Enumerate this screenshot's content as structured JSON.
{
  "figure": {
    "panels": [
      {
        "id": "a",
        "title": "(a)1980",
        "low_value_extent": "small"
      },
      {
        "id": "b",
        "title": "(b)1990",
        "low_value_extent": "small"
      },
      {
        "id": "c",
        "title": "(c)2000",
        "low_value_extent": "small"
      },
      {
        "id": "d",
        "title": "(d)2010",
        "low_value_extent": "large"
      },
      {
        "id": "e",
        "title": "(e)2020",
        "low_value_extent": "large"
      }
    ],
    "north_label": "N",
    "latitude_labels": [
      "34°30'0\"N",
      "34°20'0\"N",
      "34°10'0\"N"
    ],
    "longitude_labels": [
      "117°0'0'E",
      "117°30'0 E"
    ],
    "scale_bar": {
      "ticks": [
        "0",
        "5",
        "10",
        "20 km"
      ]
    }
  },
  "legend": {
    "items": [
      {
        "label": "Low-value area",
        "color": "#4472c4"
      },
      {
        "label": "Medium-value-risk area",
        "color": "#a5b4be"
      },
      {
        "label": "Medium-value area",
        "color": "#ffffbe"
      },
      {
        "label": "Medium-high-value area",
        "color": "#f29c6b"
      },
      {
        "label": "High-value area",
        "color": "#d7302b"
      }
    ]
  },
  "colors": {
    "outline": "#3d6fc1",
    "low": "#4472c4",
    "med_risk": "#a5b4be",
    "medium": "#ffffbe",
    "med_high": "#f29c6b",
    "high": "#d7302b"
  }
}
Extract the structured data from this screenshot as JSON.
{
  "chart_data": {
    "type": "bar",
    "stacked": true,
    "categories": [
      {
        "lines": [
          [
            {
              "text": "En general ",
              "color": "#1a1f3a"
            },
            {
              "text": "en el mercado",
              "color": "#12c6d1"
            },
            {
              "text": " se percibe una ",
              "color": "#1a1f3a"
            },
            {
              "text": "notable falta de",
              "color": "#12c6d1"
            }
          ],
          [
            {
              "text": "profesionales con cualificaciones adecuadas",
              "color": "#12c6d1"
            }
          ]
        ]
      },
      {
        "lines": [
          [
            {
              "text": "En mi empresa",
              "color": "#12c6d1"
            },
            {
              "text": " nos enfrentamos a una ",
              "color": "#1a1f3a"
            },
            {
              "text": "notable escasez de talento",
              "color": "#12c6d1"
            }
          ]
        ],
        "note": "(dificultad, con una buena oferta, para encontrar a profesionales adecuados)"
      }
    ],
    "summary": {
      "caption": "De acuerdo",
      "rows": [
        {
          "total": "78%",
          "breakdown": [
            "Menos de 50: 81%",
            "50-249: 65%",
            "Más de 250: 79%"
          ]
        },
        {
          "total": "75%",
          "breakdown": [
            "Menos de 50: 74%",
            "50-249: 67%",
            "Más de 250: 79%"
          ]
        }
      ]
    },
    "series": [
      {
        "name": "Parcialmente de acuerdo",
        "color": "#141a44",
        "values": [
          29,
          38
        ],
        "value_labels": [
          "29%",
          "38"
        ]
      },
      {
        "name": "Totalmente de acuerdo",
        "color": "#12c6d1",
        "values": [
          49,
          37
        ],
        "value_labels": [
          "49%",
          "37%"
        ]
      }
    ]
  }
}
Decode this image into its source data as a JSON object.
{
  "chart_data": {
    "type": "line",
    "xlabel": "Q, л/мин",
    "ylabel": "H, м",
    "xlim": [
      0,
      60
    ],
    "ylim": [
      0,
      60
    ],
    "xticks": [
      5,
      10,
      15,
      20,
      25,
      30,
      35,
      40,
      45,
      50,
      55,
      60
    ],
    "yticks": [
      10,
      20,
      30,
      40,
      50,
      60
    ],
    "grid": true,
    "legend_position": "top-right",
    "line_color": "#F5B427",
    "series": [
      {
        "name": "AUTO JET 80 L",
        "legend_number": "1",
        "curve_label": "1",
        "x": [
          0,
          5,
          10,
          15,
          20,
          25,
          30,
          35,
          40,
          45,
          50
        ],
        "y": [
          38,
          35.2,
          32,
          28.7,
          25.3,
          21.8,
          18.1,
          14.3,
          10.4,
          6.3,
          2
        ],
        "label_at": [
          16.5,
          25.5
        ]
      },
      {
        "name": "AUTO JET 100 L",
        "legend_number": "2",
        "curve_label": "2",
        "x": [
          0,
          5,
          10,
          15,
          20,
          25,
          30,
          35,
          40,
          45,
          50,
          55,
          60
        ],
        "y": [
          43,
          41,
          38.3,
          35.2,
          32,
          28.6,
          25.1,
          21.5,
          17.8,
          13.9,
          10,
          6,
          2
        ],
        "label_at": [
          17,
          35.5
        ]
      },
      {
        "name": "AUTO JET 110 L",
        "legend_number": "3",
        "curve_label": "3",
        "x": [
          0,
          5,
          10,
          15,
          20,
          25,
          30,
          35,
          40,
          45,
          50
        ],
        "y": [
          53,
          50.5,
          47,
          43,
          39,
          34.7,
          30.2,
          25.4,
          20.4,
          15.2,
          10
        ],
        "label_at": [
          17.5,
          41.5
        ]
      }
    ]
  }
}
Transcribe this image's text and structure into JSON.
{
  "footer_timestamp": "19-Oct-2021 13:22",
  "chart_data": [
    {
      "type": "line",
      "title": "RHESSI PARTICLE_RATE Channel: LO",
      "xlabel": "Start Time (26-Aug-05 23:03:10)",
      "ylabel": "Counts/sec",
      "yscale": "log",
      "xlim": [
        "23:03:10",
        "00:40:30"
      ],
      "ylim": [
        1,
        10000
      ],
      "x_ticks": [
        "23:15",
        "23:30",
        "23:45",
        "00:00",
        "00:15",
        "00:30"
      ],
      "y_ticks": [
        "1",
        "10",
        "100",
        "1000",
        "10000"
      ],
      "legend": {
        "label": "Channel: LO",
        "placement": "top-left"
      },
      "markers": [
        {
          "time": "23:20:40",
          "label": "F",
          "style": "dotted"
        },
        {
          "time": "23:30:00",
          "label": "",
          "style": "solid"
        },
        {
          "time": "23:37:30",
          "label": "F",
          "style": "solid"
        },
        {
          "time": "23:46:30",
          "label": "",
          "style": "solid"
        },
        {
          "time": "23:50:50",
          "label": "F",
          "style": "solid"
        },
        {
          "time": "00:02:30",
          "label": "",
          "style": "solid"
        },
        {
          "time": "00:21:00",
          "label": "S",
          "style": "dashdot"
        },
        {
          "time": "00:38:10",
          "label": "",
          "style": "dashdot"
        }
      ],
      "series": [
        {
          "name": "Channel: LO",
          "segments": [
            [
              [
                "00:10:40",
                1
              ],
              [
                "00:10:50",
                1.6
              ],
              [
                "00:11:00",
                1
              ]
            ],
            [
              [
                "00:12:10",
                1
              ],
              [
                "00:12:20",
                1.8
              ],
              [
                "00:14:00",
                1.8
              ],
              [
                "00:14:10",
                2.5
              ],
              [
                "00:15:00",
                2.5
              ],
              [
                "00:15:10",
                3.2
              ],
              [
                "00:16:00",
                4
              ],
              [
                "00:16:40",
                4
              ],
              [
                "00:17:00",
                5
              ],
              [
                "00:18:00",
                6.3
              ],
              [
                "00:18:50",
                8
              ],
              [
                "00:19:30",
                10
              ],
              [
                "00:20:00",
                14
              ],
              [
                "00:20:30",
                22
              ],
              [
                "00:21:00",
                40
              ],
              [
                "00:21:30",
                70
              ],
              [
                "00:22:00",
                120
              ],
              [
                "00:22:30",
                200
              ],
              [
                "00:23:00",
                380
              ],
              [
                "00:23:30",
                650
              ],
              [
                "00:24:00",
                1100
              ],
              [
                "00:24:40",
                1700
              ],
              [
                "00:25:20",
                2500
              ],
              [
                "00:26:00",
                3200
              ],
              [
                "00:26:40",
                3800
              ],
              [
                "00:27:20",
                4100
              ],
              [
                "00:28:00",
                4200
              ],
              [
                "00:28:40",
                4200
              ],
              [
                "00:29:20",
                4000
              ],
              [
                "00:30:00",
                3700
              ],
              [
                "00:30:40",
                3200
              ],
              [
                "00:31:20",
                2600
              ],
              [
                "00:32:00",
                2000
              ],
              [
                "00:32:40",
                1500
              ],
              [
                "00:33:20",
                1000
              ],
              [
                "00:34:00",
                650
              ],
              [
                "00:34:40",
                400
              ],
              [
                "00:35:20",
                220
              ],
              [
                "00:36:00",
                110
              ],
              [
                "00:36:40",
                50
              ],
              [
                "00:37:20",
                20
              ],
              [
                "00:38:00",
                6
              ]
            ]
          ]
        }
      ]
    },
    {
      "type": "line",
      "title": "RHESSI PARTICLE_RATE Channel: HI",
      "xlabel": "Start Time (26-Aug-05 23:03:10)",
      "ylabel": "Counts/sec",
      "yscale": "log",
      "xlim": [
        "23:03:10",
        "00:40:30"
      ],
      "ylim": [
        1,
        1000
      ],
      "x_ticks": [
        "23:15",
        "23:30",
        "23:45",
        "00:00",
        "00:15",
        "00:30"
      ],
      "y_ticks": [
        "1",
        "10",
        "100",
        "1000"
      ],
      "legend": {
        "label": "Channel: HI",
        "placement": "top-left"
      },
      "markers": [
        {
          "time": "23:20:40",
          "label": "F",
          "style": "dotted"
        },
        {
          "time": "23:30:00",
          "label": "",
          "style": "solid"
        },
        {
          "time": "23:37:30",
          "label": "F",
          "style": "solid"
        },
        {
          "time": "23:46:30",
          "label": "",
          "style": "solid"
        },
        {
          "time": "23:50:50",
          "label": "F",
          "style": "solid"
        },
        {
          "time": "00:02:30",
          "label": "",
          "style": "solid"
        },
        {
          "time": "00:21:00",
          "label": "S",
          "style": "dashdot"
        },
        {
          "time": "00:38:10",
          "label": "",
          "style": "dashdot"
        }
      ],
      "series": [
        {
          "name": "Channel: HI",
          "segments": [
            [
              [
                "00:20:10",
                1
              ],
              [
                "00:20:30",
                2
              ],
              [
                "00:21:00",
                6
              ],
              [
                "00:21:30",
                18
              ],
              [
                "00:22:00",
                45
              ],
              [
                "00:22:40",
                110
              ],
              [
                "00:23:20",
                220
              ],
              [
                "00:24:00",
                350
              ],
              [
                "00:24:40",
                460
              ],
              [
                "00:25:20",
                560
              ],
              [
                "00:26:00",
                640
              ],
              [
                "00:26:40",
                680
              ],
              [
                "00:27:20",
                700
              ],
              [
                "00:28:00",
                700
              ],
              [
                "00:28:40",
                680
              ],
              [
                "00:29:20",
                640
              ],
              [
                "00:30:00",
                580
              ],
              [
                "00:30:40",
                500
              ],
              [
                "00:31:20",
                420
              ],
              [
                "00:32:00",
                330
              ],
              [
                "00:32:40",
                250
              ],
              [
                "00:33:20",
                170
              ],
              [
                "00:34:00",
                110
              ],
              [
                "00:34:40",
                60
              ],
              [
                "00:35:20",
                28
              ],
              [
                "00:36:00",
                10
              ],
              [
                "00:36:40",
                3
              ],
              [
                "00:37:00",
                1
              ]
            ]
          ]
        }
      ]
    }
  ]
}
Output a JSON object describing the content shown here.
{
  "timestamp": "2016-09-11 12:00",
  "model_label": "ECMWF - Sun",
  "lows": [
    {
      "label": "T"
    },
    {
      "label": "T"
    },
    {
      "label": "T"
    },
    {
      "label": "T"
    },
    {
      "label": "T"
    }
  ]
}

**TASK REQUIREMENTS:**
What is the number of lines above that contain the string "structured"? Answer with the number alone.

**ANSWER TO THE PROBLEM:**
2